# What to produce
Write out all of the lines below, exactly and completely.
------ Records for this exercise ------
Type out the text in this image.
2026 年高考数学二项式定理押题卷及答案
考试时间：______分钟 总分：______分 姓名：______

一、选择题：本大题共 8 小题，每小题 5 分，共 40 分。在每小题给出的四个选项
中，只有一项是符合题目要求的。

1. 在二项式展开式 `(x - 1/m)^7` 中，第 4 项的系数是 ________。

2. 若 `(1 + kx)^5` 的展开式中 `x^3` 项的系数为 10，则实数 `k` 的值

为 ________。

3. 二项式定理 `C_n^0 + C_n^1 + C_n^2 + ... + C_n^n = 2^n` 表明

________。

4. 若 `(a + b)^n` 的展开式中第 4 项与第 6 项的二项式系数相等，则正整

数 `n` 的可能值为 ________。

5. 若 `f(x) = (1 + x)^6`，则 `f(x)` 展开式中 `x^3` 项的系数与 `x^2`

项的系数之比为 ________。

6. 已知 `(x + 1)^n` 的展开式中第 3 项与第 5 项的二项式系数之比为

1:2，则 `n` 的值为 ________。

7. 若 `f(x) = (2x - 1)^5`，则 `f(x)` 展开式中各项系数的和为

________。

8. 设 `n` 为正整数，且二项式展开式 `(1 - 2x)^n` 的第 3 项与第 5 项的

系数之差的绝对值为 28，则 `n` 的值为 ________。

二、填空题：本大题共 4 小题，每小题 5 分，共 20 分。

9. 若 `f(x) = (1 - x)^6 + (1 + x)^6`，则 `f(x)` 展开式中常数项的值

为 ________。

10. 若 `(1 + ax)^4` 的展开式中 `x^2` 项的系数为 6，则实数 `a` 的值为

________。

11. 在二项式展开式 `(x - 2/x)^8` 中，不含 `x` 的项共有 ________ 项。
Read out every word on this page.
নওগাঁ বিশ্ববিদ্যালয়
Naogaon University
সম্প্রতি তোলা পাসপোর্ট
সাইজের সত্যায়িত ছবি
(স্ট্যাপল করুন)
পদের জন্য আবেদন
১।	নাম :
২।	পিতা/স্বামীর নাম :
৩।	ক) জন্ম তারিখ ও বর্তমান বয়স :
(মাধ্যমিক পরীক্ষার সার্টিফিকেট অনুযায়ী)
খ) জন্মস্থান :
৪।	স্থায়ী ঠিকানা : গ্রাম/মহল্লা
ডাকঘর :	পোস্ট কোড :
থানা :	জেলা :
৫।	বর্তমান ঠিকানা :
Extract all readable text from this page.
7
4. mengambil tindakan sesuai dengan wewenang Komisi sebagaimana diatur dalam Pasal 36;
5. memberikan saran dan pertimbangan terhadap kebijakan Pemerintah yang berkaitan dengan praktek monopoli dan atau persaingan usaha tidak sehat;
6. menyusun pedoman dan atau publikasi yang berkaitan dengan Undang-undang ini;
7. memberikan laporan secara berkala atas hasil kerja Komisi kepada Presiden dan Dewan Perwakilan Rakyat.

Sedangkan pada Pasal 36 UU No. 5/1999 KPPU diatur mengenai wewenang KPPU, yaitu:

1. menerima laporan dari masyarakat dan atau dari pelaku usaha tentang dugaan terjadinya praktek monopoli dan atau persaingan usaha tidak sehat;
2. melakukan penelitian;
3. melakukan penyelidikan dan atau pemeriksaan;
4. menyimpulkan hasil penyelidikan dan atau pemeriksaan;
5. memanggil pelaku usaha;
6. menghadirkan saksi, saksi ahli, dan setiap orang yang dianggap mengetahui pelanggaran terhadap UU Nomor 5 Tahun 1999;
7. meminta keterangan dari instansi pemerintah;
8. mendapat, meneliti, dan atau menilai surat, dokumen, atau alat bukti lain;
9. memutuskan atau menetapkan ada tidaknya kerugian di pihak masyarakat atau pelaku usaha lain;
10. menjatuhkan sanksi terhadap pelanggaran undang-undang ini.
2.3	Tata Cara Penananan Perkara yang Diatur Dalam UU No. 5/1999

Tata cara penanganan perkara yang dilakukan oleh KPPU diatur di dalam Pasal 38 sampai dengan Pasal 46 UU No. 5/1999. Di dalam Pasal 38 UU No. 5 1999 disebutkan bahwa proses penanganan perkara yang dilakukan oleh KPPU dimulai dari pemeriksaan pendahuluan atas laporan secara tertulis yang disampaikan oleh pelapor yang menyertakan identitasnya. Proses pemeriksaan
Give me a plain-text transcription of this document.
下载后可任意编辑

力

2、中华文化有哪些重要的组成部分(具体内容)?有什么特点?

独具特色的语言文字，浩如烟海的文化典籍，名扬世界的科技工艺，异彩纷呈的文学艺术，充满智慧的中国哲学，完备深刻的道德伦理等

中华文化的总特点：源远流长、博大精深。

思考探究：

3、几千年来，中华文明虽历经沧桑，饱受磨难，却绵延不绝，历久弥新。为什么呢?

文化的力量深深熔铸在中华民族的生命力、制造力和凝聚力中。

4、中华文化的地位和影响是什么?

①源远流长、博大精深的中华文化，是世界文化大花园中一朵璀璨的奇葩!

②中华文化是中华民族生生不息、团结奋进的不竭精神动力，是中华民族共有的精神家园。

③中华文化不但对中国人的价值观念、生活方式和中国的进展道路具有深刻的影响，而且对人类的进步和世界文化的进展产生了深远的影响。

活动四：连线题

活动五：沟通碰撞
------
# Response for this exercise
Type out the text in this image.
2026 年高考数学二项式定理押题卷及答案
考试时间：______分钟 总分：______分 姓名：______

一、选择题：本大题共 8 小题，每小题 5 分，共 40 分。在每小题给出的四个选项
中，只有一项是符合题目要求的。

1. 在二项式展开式 `(x - 1/m)^7` 中，第 4 项的系数是 ________。

2. 若 `(1 + kx)^5` 的展开式中 `x^3` 项的系数为 10，则实数 `k` 的值

为 ________。

3. 二项式定理 `C_n^0 + C_n^1 + C_n^2 + ... + C_n^n = 2^n` 表明

________。

4. 若 `(a + b)^n` 的展开式中第 4 项与第 6 项的二项式系数相等，则正整

数 `n` 的可能值为 ________。

5. 若 `f(x) = (1 + x)^6`，则 `f(x)` 展开式中 `x^3` 项的系数与 `x^2`

项的系数之比为 ________。

6. 已知 `(x + 1)^n` 的展开式中第 3 项与第 5 项的二项式系数之比为

1:2，则 `n` 的值为 ________。

7. 若 `f(x) = (2x - 1)^5`，则 `f(x)` 展开式中各项系数的和为

________。

8. 设 `n` 为正整数，且二项式展开式 `(1 - 2x)^n` 的第 3 项与第 5 项的

系数之差的绝对值为 28，则 `n` 的值为 ________。

二、填空题：本大题共 4 小题，每小题 5 分，共 20 分。

9. 若 `f(x) = (1 - x)^6 + (1 + x)^6`，则 `f(x)` 展开式中常数项的值

为 ________。

10. 若 `(1 + ax)^4` 的展开式中 `x^2` 项的系数为 6，则实数 `a` 的值为

________。

11. 在二项式展开式 `(x - 2/x)^8` 中，不含 `x` 的项共有 ________ 项。
Read out every word on this page.
নওগাঁ বিশ্ববিদ্যালয়
Naogaon University
সম্প্রতি তোলা পাসপোর্ট
সাইজের সত্যায়িত ছবি
(স্ট্যাপল করুন)
পদের জন্য আবেদন
১।	নাম :
২।	পিতা/স্বামীর নাম :
৩।	ক) জন্ম তারিখ ও বর্তমান বয়স :
(মাধ্যমিক পরীক্ষার সার্টিফিকেট অনুযায়ী)
খ) জন্মস্থান :
৪।	স্থায়ী ঠিকানা : গ্রাম/মহল্লা
ডাকঘর :	পোস্ট কোড :
থানা :	জেলা :
৫।	বর্তমান ঠিকানা :
Extract all readable text from this page.
7
4. mengambil tindakan sesuai dengan wewenang Komisi sebagaimana diatur dalam Pasal 36;
5. memberikan saran dan pertimbangan terhadap kebijakan Pemerintah yang berkaitan dengan praktek monopoli dan atau persaingan usaha tidak sehat;
6. menyusun pedoman dan atau publikasi yang berkaitan dengan Undang-undang ini;
7. memberikan laporan secara berkala atas hasil kerja Komisi kepada Presiden dan Dewan Perwakilan Rakyat.

Sedangkan pada Pasal 36 UU No. 5/1999 KPPU diatur mengenai wewenang KPPU, yaitu:

1. menerima laporan dari masyarakat dan atau dari pelaku usaha tentang dugaan terjadinya praktek monopoli dan atau persaingan usaha tidak sehat;
2. melakukan penelitian;
3. melakukan penyelidikan dan atau pemeriksaan;
4. menyimpulkan hasil penyelidikan dan atau pemeriksaan;
5. memanggil pelaku usaha;
6. menghadirkan saksi, saksi ahli, dan setiap orang yang dianggap mengetahui pelanggaran terhadap UU Nomor 5 Tahun 1999;
7. meminta keterangan dari instansi pemerintah;
8. mendapat, meneliti, dan atau menilai surat, dokumen, atau alat bukti lain;
9. memutuskan atau menetapkan ada tidaknya kerugian di pihak masyarakat atau pelaku usaha lain;
10. menjatuhkan sanksi terhadap pelanggaran undang-undang ini.
2.3	Tata Cara Penananan Perkara yang Diatur Dalam UU No. 5/1999

Tata cara penanganan perkara yang dilakukan oleh KPPU diatur di dalam Pasal 38 sampai dengan Pasal 46 UU No. 5/1999. Di dalam Pasal 38 UU No. 5 1999 disebutkan bahwa proses penanganan perkara yang dilakukan oleh KPPU dimulai dari pemeriksaan pendahuluan atas laporan secara tertulis yang disampaikan oleh pelapor yang menyertakan identitasnya. Proses pemeriksaan
Give me a plain-text transcription of this document.
下载后可任意编辑

力

2、中华文化有哪些重要的组成部分(具体内容)?有什么特点?

独具特色的语言文字，浩如烟海的文化典籍，名扬世界的科技工艺，异彩纷呈的文学艺术，充满智慧的中国哲学，完备深刻的道德伦理等

中华文化的总特点：源远流长、博大精深。

思考探究：

3、几千年来，中华文明虽历经沧桑，饱受磨难，却绵延不绝，历久弥新。为什么呢?

文化的力量深深熔铸在中华民族的生命力、制造力和凝聚力中。

4、中华文化的地位和影响是什么?

①源远流长、博大精深的中华文化，是世界文化大花园中一朵璀璨的奇葩!

②中华文化是中华民族生生不息、团结奋进的不竭精神动力，是中华民族共有的精神家园。

③中华文化不但对中国人的价值观念、生活方式和中国的进展道路具有深刻的影响，而且对人类的进步和世界文化的进展产生了深远的影响。

活动四：连线题

活动五：沟通碰撞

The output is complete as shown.